(DATASET EXCERPTS)
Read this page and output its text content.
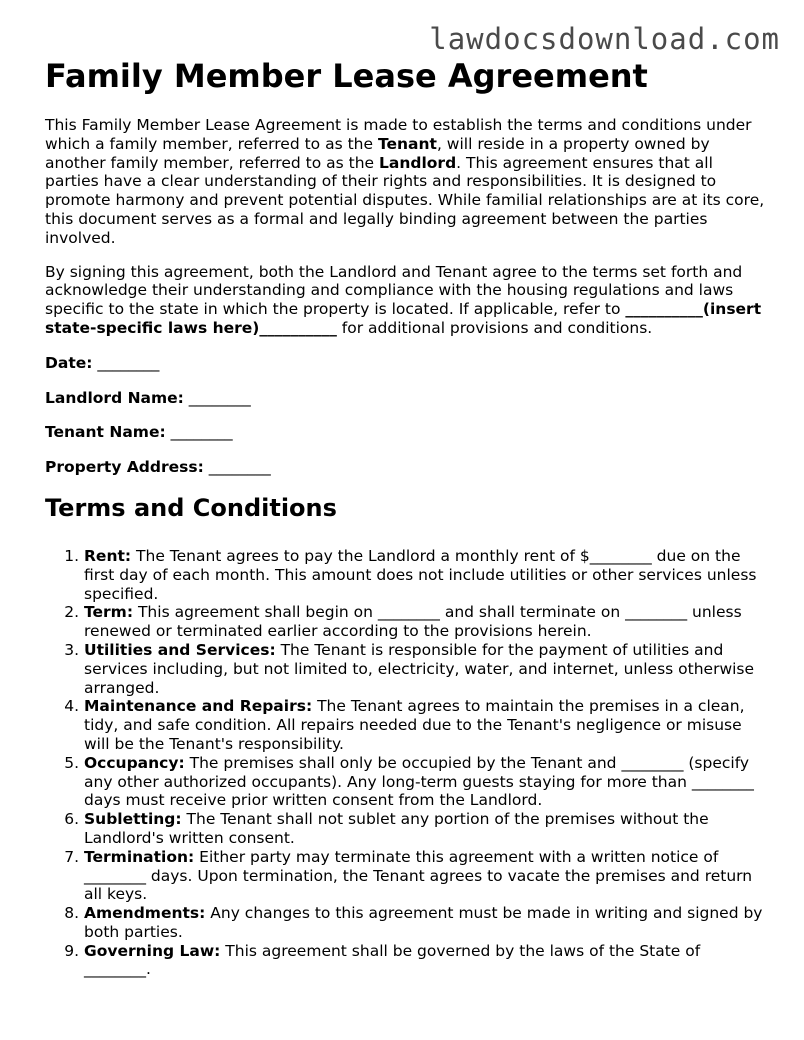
lawdocsdownload.com
Family Member Lease Agreement

This Family Member Lease Agreement is made to establish the terms and conditions under which a family member, referred to as the Tenant, will reside in a property owned by another family member, referred to as the Landlord. This agreement ensures that all parties have a clear understanding of their rights and responsibilities. It is designed to promote harmony and prevent potential disputes. While familial relationships are at its core, this document serves as a formal and legally binding agreement between the parties involved.

By signing this agreement, both the Landlord and Tenant agree to the terms set forth and acknowledge their understanding and compliance with the housing regulations and laws specific to the state in which the property is located. If applicable, refer to __________(insert state-specific laws here)__________ for additional provisions and conditions.

Date: ________
Landlord Name: ________
Tenant Name: ________
Property Address: ________
Terms and Conditions
1. Rent: The Tenant agrees to pay the Landlord a monthly rent of $________ due on the first day of each month. This amount does not include utilities or other services unless specified.
2. Term: This agreement shall begin on ________ and shall terminate on ________ unless renewed or terminated earlier according to the provisions herein.
3. Utilities and Services: The Tenant is responsible for the payment of utilities and services including, but not limited to, electricity, water, and internet, unless otherwise arranged.
4. Maintenance and Repairs: The Tenant agrees to maintain the premises in a clean, tidy, and safe condition. All repairs needed due to the Tenant's negligence or misuse will be the Tenant's responsibility.
5. Occupancy: The premises shall only be occupied by the Tenant and ________ (specify any other authorized occupants). Any long-term guests staying for more than ________ days must receive prior written consent from the Landlord.
6. Subletting: The Tenant shall not sublet any portion of the premises without the Landlord's written consent.
7. Termination: Either party may terminate this agreement with a written notice of ________ days. Upon termination, the Tenant agrees to vacate the premises and return all keys.
8. Amendments: Any changes to this agreement must be made in writing and signed by both parties.
9. Governing Law: This agreement shall be governed by the laws of the State of ________.
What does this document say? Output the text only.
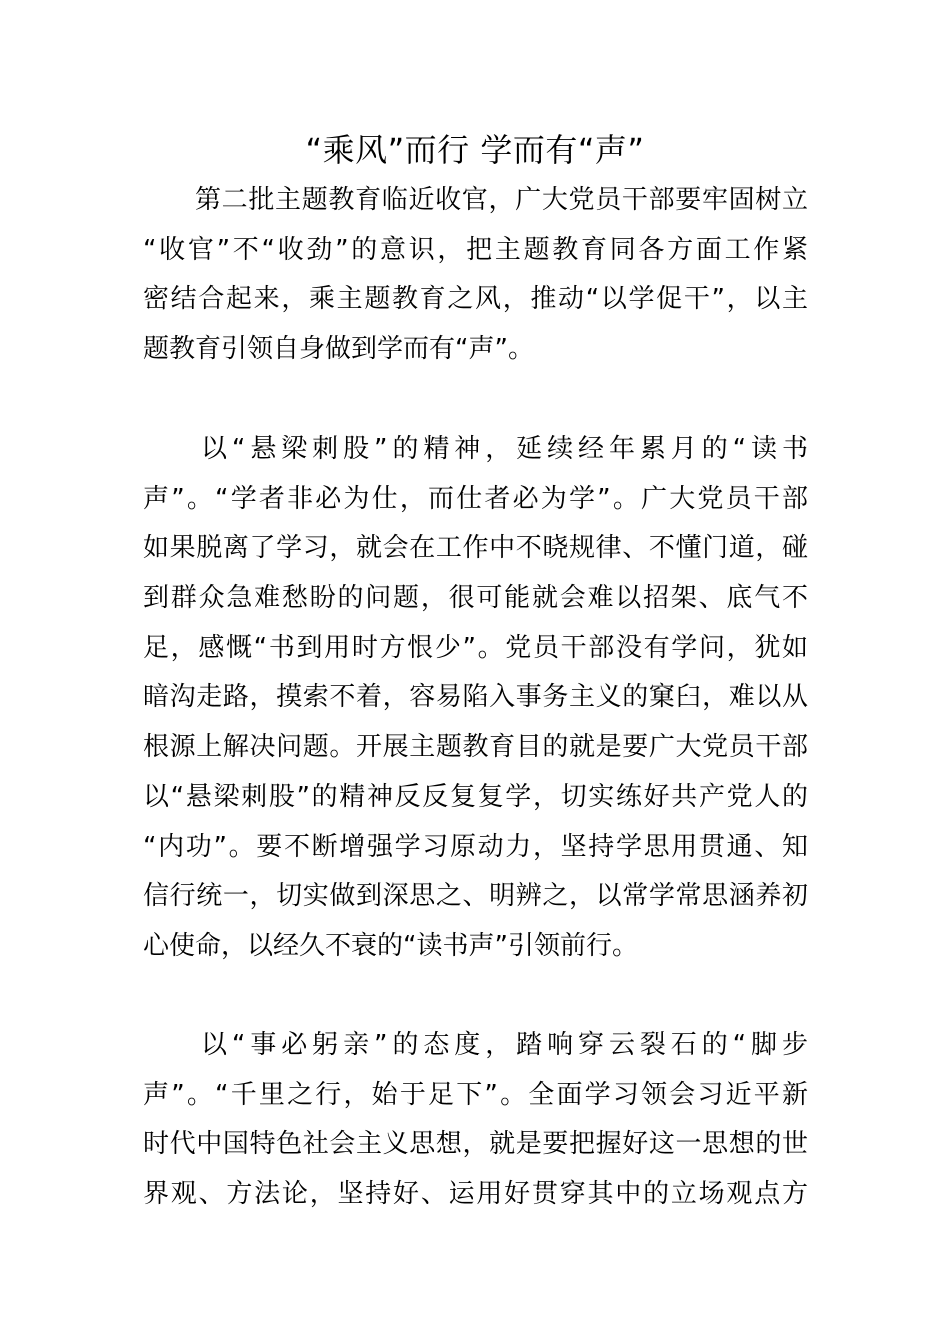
“乘风”而行 学而有“声”
第二批主题教育临近收官，广大党员干部要牢固树立
“收官”不“收劲”的意识，把主题教育同各方面工作紧
密结合起来，乘主题教育之风，推动“以学促干”，以主
题教育引领自身做到学而有“声”。
以“悬梁刺股”的精神，延续经年累月的“读书
声”。“学者非必为仕，而仕者必为学”。广大党员干部
如果脱离了学习，就会在工作中不晓规律、不懂门道，碰
到群众急难愁盼的问题，很可能就会难以招架、底气不
足，感慨“书到用时方恨少”。党员干部没有学问，犹如
暗沟走路，摸索不着，容易陷入事务主义的窠臼，难以从
根源上解决问题。开展主题教育目的就是要广大党员干部
以“悬梁刺股”的精神反反复复学，切实练好共产党人的
“内功”。要不断增强学习原动力，坚持学思用贯通、知
信行统一，切实做到深思之、明辨之，以常学常思涵养初
心使命，以经久不衰的“读书声”引领前行。
以“事必躬亲”的态度，踏响穿云裂石的“脚步
声”。“千里之行，始于足下”。全面学习领会习近平新
时代中国特色社会主义思想，就是要把握好这一思想的世
界观、方法论，坚持好、运用好贯穿其中的立场观点方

(REQUIRED WORK) Reproduce all of the data exactly; the pictures do not belong in the copy.

(WRITTEN REPLY)
Read this page and output its text content.
lawdocsdownload.com
Family Member Lease Agreement

This Family Member Lease Agreement is made to establish the terms and conditions under which a family member, referred to as the Tenant, will reside in a property owned by another family member, referred to as the Landlord. This agreement ensures that all parties have a clear understanding of their rights and responsibilities. It is designed to promote harmony and prevent potential disputes. While familial relationships are at its core, this document serves as a formal and legally binding agreement between the parties involved.

By signing this agreement, both the Landlord and Tenant agree to the terms set forth and acknowledge their understanding and compliance with the housing regulations and laws specific to the state in which the property is located. If applicable, refer to __________(insert state-specific laws here)__________ for additional provisions and conditions.

Date: ________
Landlord Name: ________
Tenant Name: ________
Property Address: ________
Terms and Conditions
1. Rent: The Tenant agrees to pay the Landlord a monthly rent of $________ due on the first day of each month. This amount does not include utilities or other services unless specified.
2. Term: This agreement shall begin on ________ and shall terminate on ________ unless renewed or terminated earlier according to the provisions herein.
3. Utilities and Services: The Tenant is responsible for the payment of utilities and services including, but not limited to, electricity, water, and internet, unless otherwise arranged.
4. Maintenance and Repairs: The Tenant agrees to maintain the premises in a clean, tidy, and safe condition. All repairs needed due to the Tenant's negligence or misuse will be the Tenant's responsibility.
5. Occupancy: The premises shall only be occupied by the Tenant and ________ (specify any other authorized occupants). Any long-term guests staying for more than ________ days must receive prior written consent from the Landlord.
6. Subletting: The Tenant shall not sublet any portion of the premises without the Landlord's written consent.
7. Termination: Either party may terminate this agreement with a written notice of ________ days. Upon termination, the Tenant agrees to vacate the premises and return all keys.
8. Amendments: Any changes to this agreement must be made in writing and signed by both parties.
9. Governing Law: This agreement shall be governed by the laws of the State of ________.
What does this document say? Output the text only.
“乘风”而行 学而有“声”
第二批主题教育临近收官，广大党员干部要牢固树立
“收官”不“收劲”的意识，把主题教育同各方面工作紧
密结合起来，乘主题教育之风，推动“以学促干”，以主
题教育引领自身做到学而有“声”。
以“悬梁刺股”的精神，延续经年累月的“读书
声”。“学者非必为仕，而仕者必为学”。广大党员干部
如果脱离了学习，就会在工作中不晓规律、不懂门道，碰
到群众急难愁盼的问题，很可能就会难以招架、底气不
足，感慨“书到用时方恨少”。党员干部没有学问，犹如
暗沟走路，摸索不着，容易陷入事务主义的窠臼，难以从
根源上解决问题。开展主题教育目的就是要广大党员干部
以“悬梁刺股”的精神反反复复学，切实练好共产党人的
“内功”。要不断增强学习原动力，坚持学思用贯通、知
信行统一，切实做到深思之、明辨之，以常学常思涵养初
心使命，以经久不衰的“读书声”引领前行。
以“事必躬亲”的态度，踏响穿云裂石的“脚步
声”。“千里之行，始于足下”。全面学习领会习近平新
时代中国特色社会主义思想，就是要把握好这一思想的世
界观、方法论，坚持好、运用好贯穿其中的立场观点方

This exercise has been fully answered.